Collected data entries
━━━━━━━━━━━━━━━━━━━━━━━━━━━━━━

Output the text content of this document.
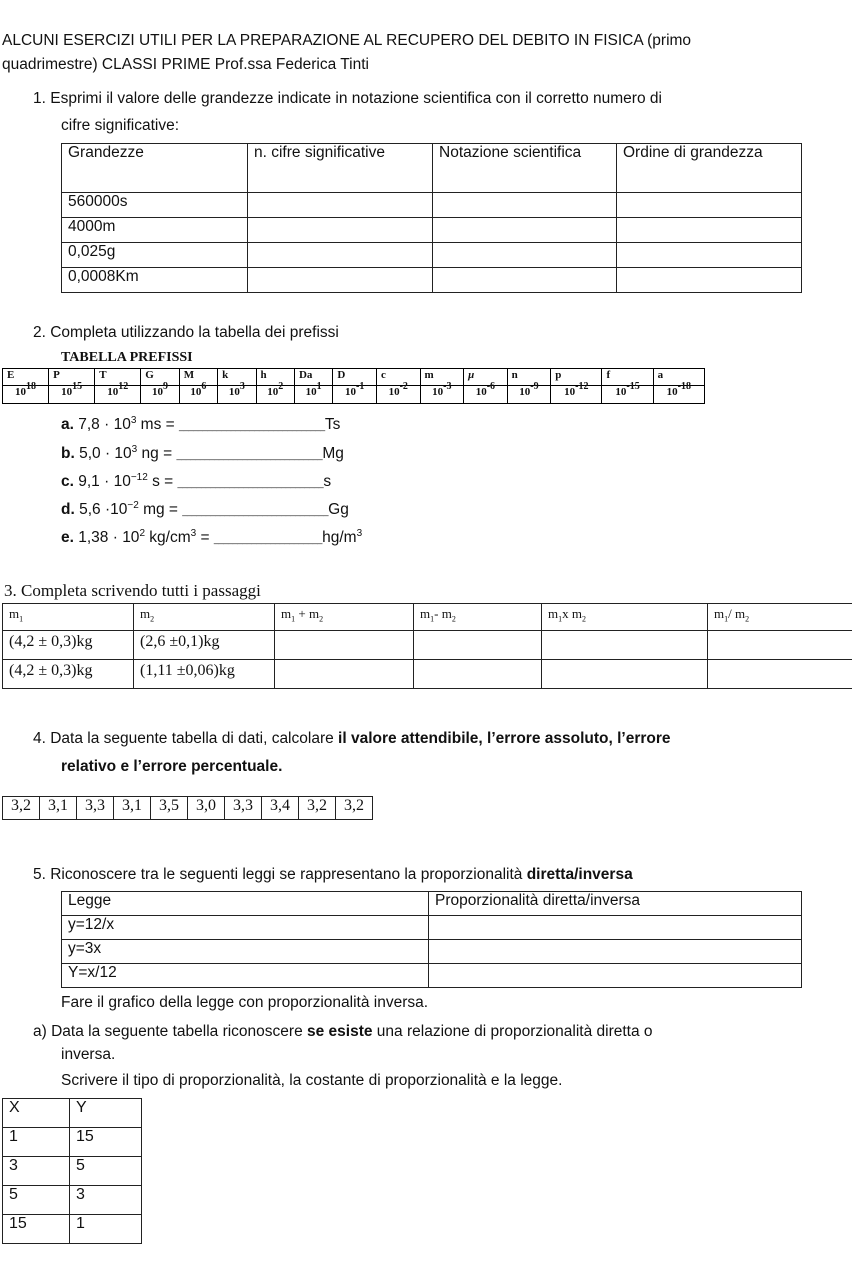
ALCUNI ESERCIZI UTILI PER LA PREPARAZIONE AL RECUPERO DEL DEBITO IN FISICA (primo
quadrimestre) CLASSI PRIME Prof.ssa Federica Tinti
1. Esprimi il valore delle grandezze indicate in notazione scientifica con il corretto numero di
cifre significative:
Grandezze	n. cifre significative	Notazione scientifica	Ordine di grandezza
560000s			
4000m			
0,025g			
0,0008Km			
2. Completa utilizzando la tabella dei prefissi
TABELLA PREFISSI
E	P	T	G	M	k	h	Da	D	c	m	μ	n	p	f	a
$10^{18}$	$10^{15}$	$10^{12}$	$10^9$	$10^6$	$10^3$	$10^2$	$10^1$	$10^{-1}$	$10^{-2}$	$10^{-3}$	$10^{-6}$	$10^{-9}$	$10^{-12}$	$10^{-15}$	$10^{-18}$
a. $7,8 \cdot 10^3$ ms = _______________________________Ts
b. $5,0 \cdot 10^3$ ng = _______________________________Mg
c. $9,1 \cdot 10^{-12}$ s = _______________________________s
d. $5,6 \cdot 10^{-2}$ mg = _______________________________Gg
e. $1,38 \cdot 10^2$ $kg/cm^3$ = $\_\_\_\_\_\_\_\_\_\_\_\_\_\_\_\_\_\_\_\_\_\_\_hg/m^3$
3. Completa scrivendo tutti i passaggi
$m_1$	$m_2$	$m_1 + m_2$	$m_1-$ $m_2$	$m_1x$ $m_2$	$m_1/$ $m_2$
(4,2 ± 0,3)kg	(2,6 ±0,1)kg				
(4,2 ± 0,3)kg	(1,11 ±0,06)kg				
4. Data la seguente tabella di dati, calcolare il valore attendibile, l’errore assoluto, l’errore
relativo e l’errore percentuale.
3,2	3,1	3,3	3,1	3,5	3,0	3,3	3,4	3,2	3,2
5. Riconoscere tra le seguenti leggi se rappresentano la proporzionalità diretta/inversa
Legge	Proporzionalità diretta/inversa
y=12/x	
y=3x	
Y=x/12	
Fare il grafico della legge con proporzionalità inversa.
a) Data la seguente tabella riconoscere se esiste una relazione di proporzionalità diretta o
inversa.
Scrivere il tipo di proporzionalità, la costante di proporzionalità e la legge.
X	Y
1	15
3	5
5	3
15	1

━━━━━━━━━━━━━━━━━━━━━━━━━━━━━━

§ **TASK PROMPT**: Find every line holding the word "valore"; give their count and nothing else.

§ **TASK SOLUTION**: 2